▶ EXERCISE AIM:
Output all lines exactly.

▶ MATERIAL FOR THIS TASK:
start

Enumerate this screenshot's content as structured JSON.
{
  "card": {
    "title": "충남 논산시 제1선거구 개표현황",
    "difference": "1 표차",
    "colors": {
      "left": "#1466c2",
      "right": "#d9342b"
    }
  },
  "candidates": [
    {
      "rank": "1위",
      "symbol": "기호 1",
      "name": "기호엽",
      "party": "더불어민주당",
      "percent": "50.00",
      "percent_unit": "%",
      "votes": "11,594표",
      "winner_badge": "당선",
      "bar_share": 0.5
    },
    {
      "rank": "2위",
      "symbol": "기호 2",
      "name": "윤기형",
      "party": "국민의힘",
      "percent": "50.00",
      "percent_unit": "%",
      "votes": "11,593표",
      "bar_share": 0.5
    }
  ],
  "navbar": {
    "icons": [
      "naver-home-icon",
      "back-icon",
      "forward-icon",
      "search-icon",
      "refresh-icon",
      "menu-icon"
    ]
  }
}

end

▶ SOLUTION BELOW:
Enumerate this screenshot's content as structured JSON.
{
  "card": {
    "title": "충남 논산시 제1선거구 개표현황",
    "difference": "1 표차",
    "colors": {
      "left": "#1466c2",
      "right": "#d9342b"
    }
  },
  "candidates": [
    {
      "rank": "1위",
      "symbol": "기호 1",
      "name": "기호엽",
      "party": "더불어민주당",
      "percent": "50.00",
      "percent_unit": "%",
      "votes": "11,594표",
      "winner_badge": "당선",
      "bar_share": 0.5
    },
    {
      "rank": "2위",
      "symbol": "기호 2",
      "name": "윤기형",
      "party": "국민의힘",
      "percent": "50.00",
      "percent_unit": "%",
      "votes": "11,593표",
      "bar_share": 0.5
    }
  ],
  "navbar": {
    "icons": [
      "naver-home-icon",
      "back-icon",
      "forward-icon",
      "search-icon",
      "refresh-icon",
      "menu-icon"
    ]
  }
}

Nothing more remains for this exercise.